=== Challenge ===
Give all the lines below again, exactly, with no pictures.

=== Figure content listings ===
______
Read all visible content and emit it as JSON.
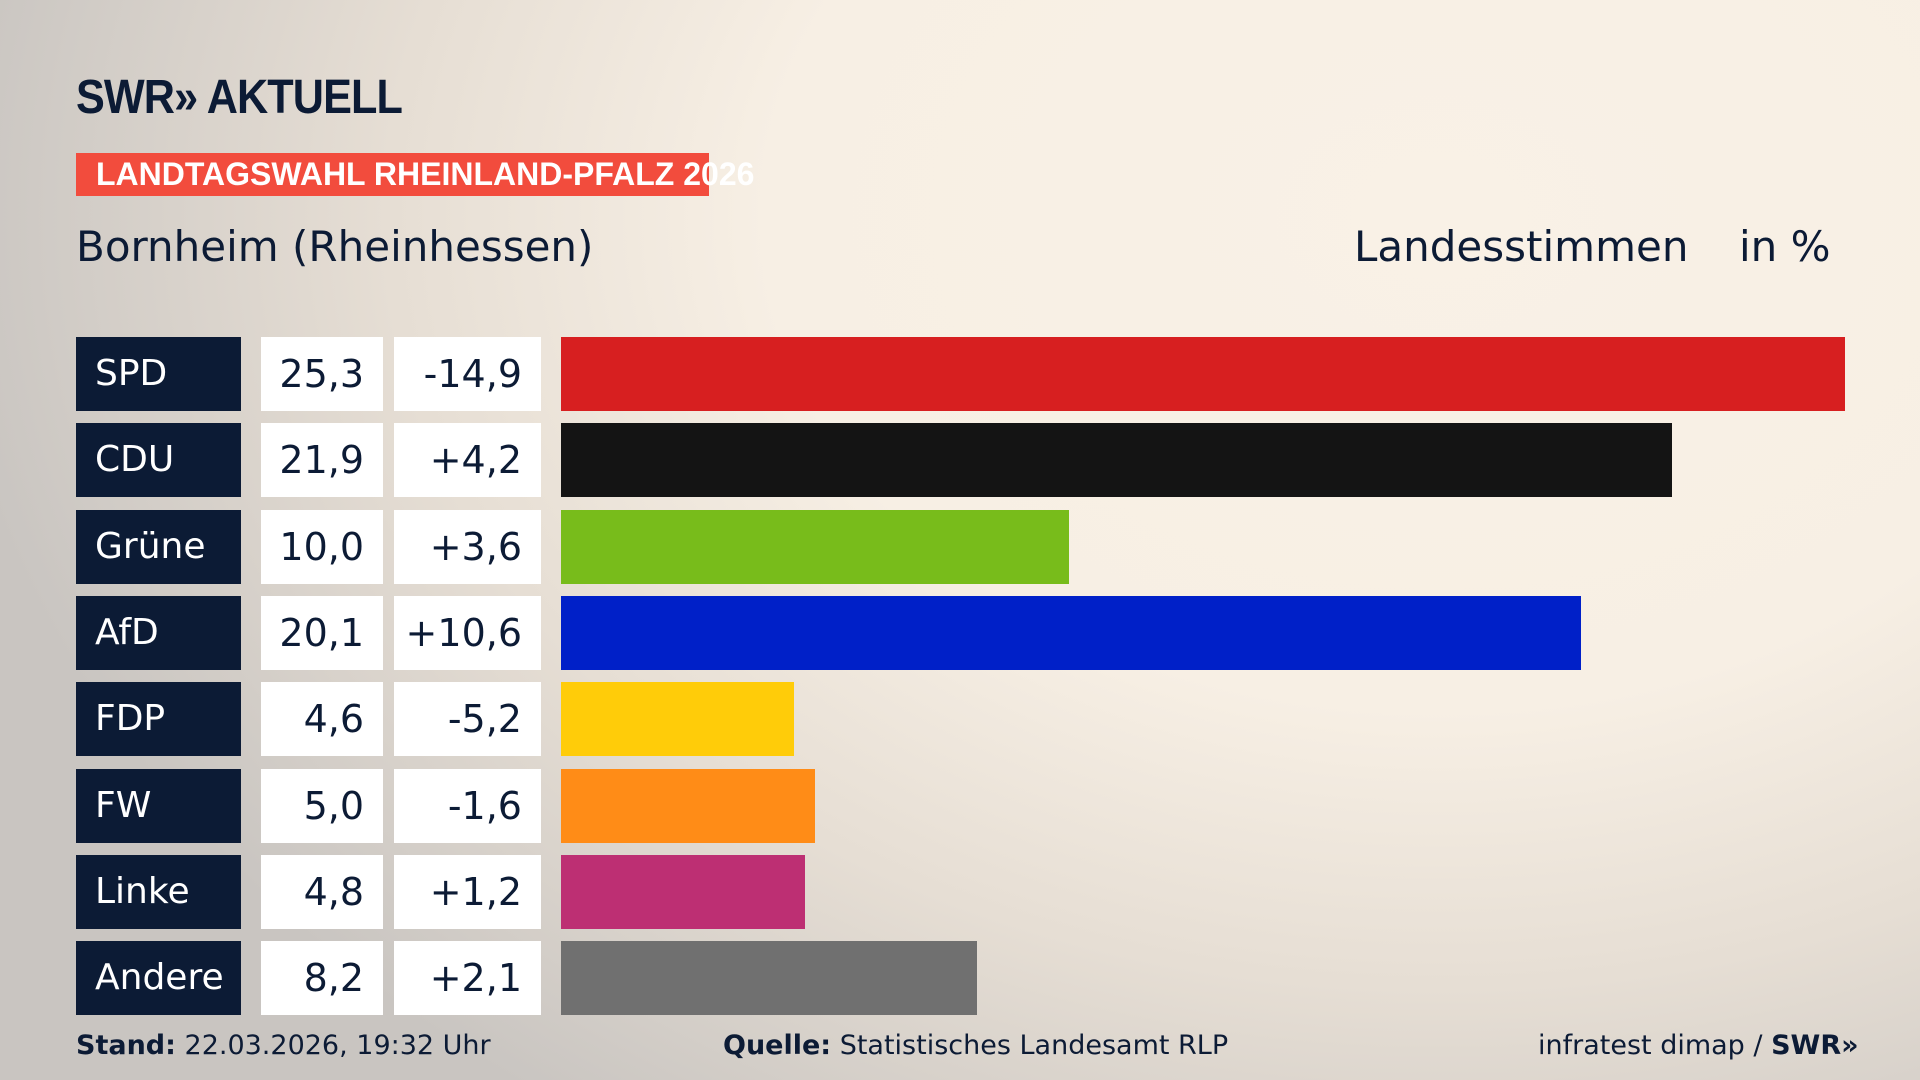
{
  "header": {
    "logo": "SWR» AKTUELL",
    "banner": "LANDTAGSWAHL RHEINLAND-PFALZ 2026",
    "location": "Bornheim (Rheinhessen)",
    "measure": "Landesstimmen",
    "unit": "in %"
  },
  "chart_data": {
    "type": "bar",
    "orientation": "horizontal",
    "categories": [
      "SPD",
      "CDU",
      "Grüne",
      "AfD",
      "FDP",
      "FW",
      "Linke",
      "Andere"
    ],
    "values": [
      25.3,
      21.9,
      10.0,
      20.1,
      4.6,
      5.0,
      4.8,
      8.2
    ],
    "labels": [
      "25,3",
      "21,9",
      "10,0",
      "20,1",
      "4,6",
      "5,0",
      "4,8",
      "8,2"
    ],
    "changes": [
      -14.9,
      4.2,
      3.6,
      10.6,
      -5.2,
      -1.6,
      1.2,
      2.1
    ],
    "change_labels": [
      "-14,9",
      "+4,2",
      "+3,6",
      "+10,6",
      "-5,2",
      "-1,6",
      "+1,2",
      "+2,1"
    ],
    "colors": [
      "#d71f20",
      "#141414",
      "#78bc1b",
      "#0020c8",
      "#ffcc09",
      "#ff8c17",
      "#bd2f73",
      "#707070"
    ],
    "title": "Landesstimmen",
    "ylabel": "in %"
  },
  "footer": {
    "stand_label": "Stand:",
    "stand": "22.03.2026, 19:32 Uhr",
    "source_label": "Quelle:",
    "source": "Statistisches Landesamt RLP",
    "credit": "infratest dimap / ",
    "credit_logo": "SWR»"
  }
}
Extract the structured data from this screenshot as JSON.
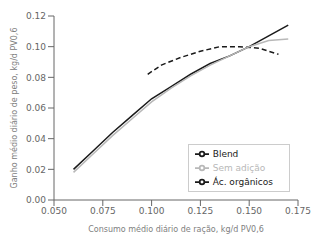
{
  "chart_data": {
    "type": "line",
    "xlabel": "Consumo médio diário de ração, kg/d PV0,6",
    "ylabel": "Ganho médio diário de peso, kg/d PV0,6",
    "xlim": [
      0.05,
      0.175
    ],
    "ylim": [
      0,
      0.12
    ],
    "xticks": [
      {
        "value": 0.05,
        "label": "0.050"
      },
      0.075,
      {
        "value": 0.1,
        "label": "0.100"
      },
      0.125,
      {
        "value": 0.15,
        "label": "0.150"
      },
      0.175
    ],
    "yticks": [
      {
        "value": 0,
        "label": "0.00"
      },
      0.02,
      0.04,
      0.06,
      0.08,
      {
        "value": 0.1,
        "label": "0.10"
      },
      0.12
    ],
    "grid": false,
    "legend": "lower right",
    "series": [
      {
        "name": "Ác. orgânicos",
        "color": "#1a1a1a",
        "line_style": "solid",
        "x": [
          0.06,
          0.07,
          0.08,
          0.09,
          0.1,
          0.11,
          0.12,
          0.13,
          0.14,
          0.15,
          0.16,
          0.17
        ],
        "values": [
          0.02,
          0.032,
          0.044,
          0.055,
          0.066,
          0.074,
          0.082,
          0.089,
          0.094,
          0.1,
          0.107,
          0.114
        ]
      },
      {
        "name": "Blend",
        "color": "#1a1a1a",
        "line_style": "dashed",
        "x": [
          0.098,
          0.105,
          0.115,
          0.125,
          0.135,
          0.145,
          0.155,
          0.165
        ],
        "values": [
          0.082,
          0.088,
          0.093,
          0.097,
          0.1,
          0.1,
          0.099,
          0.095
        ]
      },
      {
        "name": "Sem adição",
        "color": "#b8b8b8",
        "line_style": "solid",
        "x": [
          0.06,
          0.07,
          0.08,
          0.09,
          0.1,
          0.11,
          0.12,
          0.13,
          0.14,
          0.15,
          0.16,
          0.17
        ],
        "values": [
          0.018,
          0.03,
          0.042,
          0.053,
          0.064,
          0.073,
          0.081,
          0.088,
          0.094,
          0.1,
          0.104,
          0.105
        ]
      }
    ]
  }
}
______
=== Correct response ===
Read all visible content and emit it as JSON.
{
  "header": {
    "logo": "SWR» AKTUELL",
    "banner": "LANDTAGSWAHL RHEINLAND-PFALZ 2026",
    "location": "Bornheim (Rheinhessen)",
    "measure": "Landesstimmen",
    "unit": "in %"
  },
  "chart_data": {
    "type": "bar",
    "orientation": "horizontal",
    "categories": [
      "SPD",
      "CDU",
      "Grüne",
      "AfD",
      "FDP",
      "FW",
      "Linke",
      "Andere"
    ],
    "values": [
      25.3,
      21.9,
      10.0,
      20.1,
      4.6,
      5.0,
      4.8,
      8.2
    ],
    "labels": [
      "25,3",
      "21,9",
      "10,0",
      "20,1",
      "4,6",
      "5,0",
      "4,8",
      "8,2"
    ],
    "changes": [
      -14.9,
      4.2,
      3.6,
      10.6,
      -5.2,
      -1.6,
      1.2,
      2.1
    ],
    "change_labels": [
      "-14,9",
      "+4,2",
      "+3,6",
      "+10,6",
      "-5,2",
      "-1,6",
      "+1,2",
      "+2,1"
    ],
    "colors": [
      "#d71f20",
      "#141414",
      "#78bc1b",
      "#0020c8",
      "#ffcc09",
      "#ff8c17",
      "#bd2f73",
      "#707070"
    ],
    "title": "Landesstimmen",
    "ylabel": "in %"
  },
  "footer": {
    "stand_label": "Stand:",
    "stand": "22.03.2026, 19:32 Uhr",
    "source_label": "Quelle:",
    "source": "Statistisches Landesamt RLP",
    "credit": "infratest dimap / ",
    "credit_logo": "SWR»"
  }
}
Extract the structured data from this screenshot as JSON.
{
  "chart_data": {
    "type": "line",
    "xlabel": "Consumo médio diário de ração, kg/d PV0,6",
    "ylabel": "Ganho médio diário de peso, kg/d PV0,6",
    "xlim": [
      0.05,
      0.175
    ],
    "ylim": [
      0,
      0.12
    ],
    "xticks": [
      {
        "value": 0.05,
        "label": "0.050"
      },
      0.075,
      {
        "value": 0.1,
        "label": "0.100"
      },
      0.125,
      {
        "value": 0.15,
        "label": "0.150"
      },
      0.175
    ],
    "yticks": [
      {
        "value": 0,
        "label": "0.00"
      },
      0.02,
      0.04,
      0.06,
      0.08,
      {
        "value": 0.1,
        "label": "0.10"
      },
      0.12
    ],
    "grid": false,
    "legend": "lower right",
    "series": [
      {
        "name": "Ác. orgânicos",
        "color": "#1a1a1a",
        "line_style": "solid",
        "x": [
          0.06,
          0.07,
          0.08,
          0.09,
          0.1,
          0.11,
          0.12,
          0.13,
          0.14,
          0.15,
          0.16,
          0.17
        ],
        "values": [
          0.02,
          0.032,
          0.044,
          0.055,
          0.066,
          0.074,
          0.082,
          0.089,
          0.094,
          0.1,
          0.107,
          0.114
        ]
      },
      {
        "name": "Blend",
        "color": "#1a1a1a",
        "line_style": "dashed",
        "x": [
          0.098,
          0.105,
          0.115,
          0.125,
          0.135,
          0.145,
          0.155,
          0.165
        ],
        "values": [
          0.082,
          0.088,
          0.093,
          0.097,
          0.1,
          0.1,
          0.099,
          0.095
        ]
      },
      {
        "name": "Sem adição",
        "color": "#b8b8b8",
        "line_style": "solid",
        "x": [
          0.06,
          0.07,
          0.08,
          0.09,
          0.1,
          0.11,
          0.12,
          0.13,
          0.14,
          0.15,
          0.16,
          0.17
        ],
        "values": [
          0.018,
          0.03,
          0.042,
          0.053,
          0.064,
          0.073,
          0.081,
          0.088,
          0.094,
          0.1,
          0.104,
          0.105
        ]
      }
    ]
  }
}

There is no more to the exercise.